EXERCISE INSTRUCTIONS:
For the material that follows, list every line containing the word "roku".

ITEMS:
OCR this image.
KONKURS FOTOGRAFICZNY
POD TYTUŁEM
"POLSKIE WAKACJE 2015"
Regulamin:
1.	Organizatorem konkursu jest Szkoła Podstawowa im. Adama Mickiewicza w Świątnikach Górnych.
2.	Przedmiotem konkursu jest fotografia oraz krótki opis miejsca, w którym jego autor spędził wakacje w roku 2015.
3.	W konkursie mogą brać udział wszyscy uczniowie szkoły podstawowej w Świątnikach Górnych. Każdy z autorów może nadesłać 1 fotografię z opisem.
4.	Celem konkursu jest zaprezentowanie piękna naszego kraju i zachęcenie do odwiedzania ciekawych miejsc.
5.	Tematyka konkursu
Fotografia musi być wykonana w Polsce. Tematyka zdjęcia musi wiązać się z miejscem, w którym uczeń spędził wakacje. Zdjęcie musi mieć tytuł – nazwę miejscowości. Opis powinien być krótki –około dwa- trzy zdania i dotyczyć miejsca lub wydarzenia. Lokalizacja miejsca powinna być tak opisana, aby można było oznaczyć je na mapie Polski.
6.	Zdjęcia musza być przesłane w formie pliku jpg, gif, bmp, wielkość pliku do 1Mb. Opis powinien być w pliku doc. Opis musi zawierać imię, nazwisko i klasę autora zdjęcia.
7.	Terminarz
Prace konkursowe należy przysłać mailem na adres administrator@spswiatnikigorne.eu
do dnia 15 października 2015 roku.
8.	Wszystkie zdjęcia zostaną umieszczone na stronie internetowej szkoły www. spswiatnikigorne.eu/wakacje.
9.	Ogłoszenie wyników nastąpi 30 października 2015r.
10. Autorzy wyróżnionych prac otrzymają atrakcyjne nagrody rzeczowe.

==

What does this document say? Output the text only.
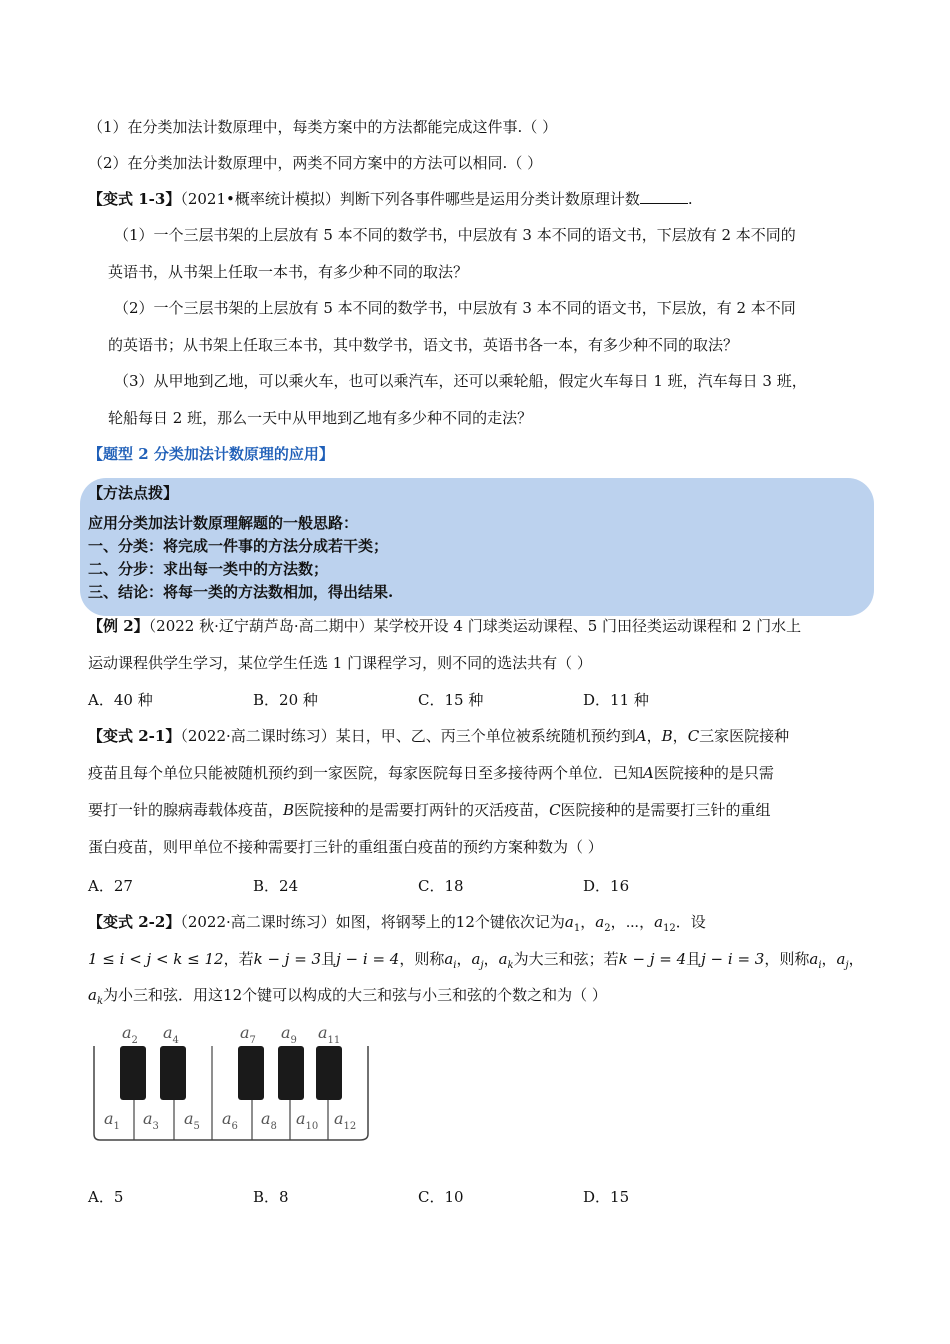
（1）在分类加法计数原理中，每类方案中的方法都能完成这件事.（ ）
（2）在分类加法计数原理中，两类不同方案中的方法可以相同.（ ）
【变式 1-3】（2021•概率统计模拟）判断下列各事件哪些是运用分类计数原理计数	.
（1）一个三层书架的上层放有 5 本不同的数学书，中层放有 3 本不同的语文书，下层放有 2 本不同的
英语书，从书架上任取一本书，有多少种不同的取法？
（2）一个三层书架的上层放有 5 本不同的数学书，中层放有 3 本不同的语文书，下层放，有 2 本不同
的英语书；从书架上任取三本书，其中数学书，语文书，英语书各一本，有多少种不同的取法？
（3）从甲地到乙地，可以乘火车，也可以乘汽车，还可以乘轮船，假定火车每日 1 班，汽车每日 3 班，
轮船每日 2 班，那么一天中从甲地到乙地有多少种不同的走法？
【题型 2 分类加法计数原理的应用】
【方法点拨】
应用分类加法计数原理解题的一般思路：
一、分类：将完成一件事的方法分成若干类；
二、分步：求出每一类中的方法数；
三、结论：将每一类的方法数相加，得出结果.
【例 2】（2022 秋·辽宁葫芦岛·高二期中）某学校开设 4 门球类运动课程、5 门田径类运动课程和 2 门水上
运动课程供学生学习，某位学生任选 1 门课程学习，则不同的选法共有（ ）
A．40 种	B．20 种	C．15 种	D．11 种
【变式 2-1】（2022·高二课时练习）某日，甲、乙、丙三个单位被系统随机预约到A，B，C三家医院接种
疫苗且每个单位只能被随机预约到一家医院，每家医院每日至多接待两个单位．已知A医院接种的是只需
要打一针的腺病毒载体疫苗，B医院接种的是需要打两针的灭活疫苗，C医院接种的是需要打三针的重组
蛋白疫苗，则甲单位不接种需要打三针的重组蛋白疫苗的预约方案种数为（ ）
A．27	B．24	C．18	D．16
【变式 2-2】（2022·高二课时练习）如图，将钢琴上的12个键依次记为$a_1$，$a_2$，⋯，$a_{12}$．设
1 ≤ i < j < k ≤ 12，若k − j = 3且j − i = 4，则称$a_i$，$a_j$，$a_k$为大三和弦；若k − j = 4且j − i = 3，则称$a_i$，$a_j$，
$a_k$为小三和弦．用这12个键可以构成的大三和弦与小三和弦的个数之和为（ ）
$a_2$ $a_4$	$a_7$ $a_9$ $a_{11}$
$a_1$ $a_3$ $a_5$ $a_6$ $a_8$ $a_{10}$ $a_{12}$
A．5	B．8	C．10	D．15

...

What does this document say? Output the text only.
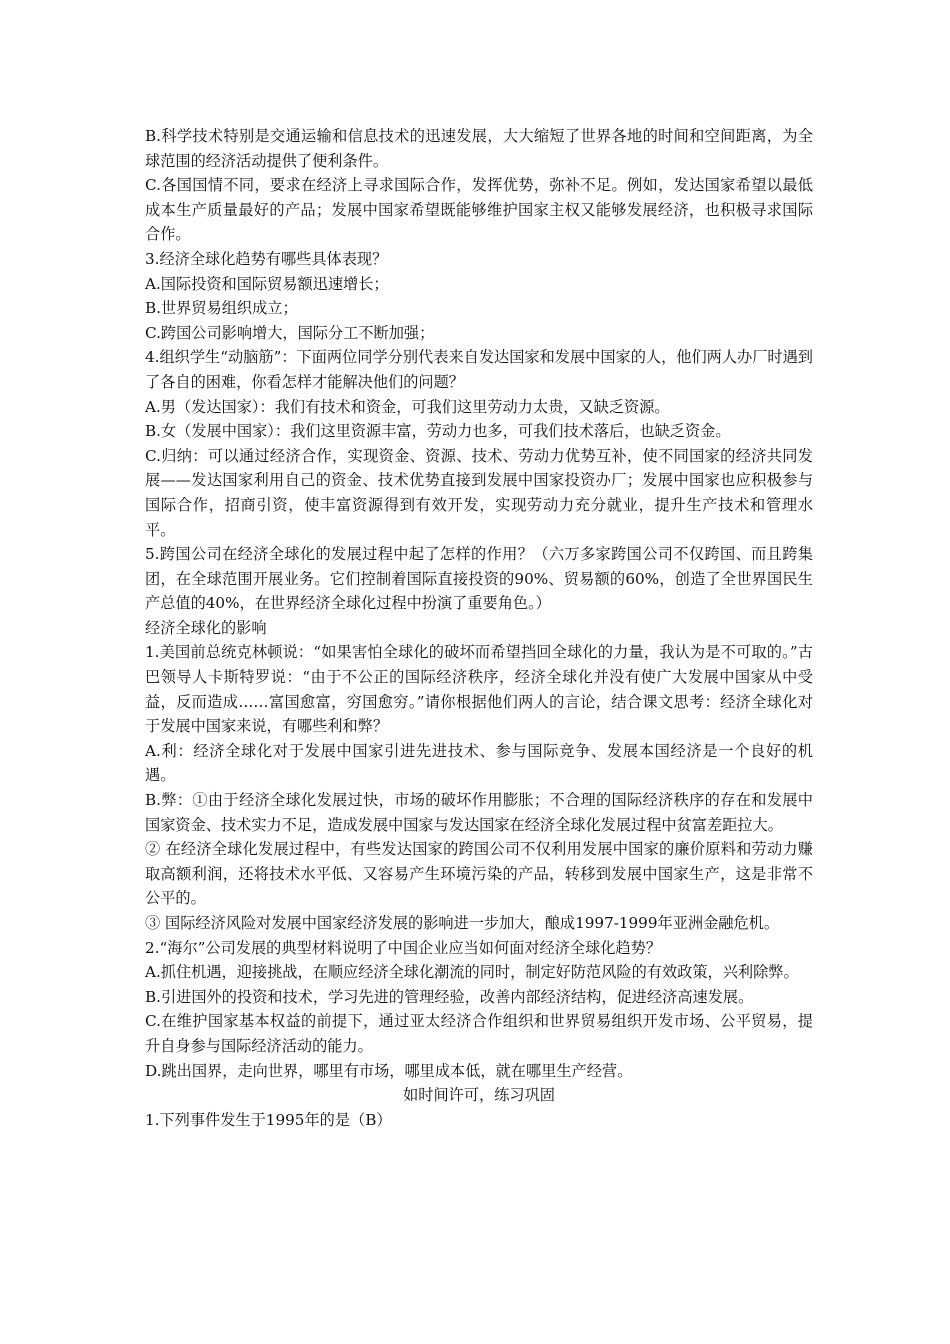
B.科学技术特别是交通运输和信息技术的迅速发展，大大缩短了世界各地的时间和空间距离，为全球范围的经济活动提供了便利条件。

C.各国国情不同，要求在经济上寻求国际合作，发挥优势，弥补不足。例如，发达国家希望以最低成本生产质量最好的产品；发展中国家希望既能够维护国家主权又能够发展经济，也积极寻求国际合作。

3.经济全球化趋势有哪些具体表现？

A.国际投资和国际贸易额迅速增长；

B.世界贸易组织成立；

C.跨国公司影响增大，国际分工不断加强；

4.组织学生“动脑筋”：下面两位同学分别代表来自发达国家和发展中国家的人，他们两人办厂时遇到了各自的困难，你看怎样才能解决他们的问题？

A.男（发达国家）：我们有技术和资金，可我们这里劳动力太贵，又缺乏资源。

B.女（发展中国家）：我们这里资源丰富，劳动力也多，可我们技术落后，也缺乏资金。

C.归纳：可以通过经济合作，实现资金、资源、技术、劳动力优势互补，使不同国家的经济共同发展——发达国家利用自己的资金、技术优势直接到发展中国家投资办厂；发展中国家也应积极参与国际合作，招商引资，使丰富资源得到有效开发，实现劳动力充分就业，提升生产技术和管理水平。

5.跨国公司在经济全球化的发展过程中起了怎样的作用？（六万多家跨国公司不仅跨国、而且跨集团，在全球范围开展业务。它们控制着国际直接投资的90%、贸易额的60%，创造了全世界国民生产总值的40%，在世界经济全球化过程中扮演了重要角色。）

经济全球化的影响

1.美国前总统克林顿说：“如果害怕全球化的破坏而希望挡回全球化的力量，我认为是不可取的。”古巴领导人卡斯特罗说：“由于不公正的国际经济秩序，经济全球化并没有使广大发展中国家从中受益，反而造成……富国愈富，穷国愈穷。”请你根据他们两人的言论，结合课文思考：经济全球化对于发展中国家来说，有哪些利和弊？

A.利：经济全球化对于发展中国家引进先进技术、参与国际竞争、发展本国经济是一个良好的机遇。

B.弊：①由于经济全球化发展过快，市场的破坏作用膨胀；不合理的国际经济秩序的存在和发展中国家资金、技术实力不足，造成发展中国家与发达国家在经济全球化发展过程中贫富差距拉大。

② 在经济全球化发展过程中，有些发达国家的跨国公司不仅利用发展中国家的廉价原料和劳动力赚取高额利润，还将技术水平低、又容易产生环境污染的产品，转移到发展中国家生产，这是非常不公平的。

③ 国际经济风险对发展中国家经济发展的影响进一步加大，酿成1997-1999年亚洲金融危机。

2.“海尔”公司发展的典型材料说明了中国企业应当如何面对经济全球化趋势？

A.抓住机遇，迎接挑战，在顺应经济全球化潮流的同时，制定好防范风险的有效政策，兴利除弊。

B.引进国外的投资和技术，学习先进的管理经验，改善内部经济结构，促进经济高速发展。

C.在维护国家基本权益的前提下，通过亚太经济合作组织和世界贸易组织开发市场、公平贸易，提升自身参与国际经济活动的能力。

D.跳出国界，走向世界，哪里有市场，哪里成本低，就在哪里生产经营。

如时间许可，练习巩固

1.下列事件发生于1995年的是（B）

RESULT OF THIS TASK:
2.	Przedmiotem konkursu jest fotografia oraz krótki opis miejsca, w którym jego autor spędził wakacje w roku 2015.
do dnia 15 października 2015 roku.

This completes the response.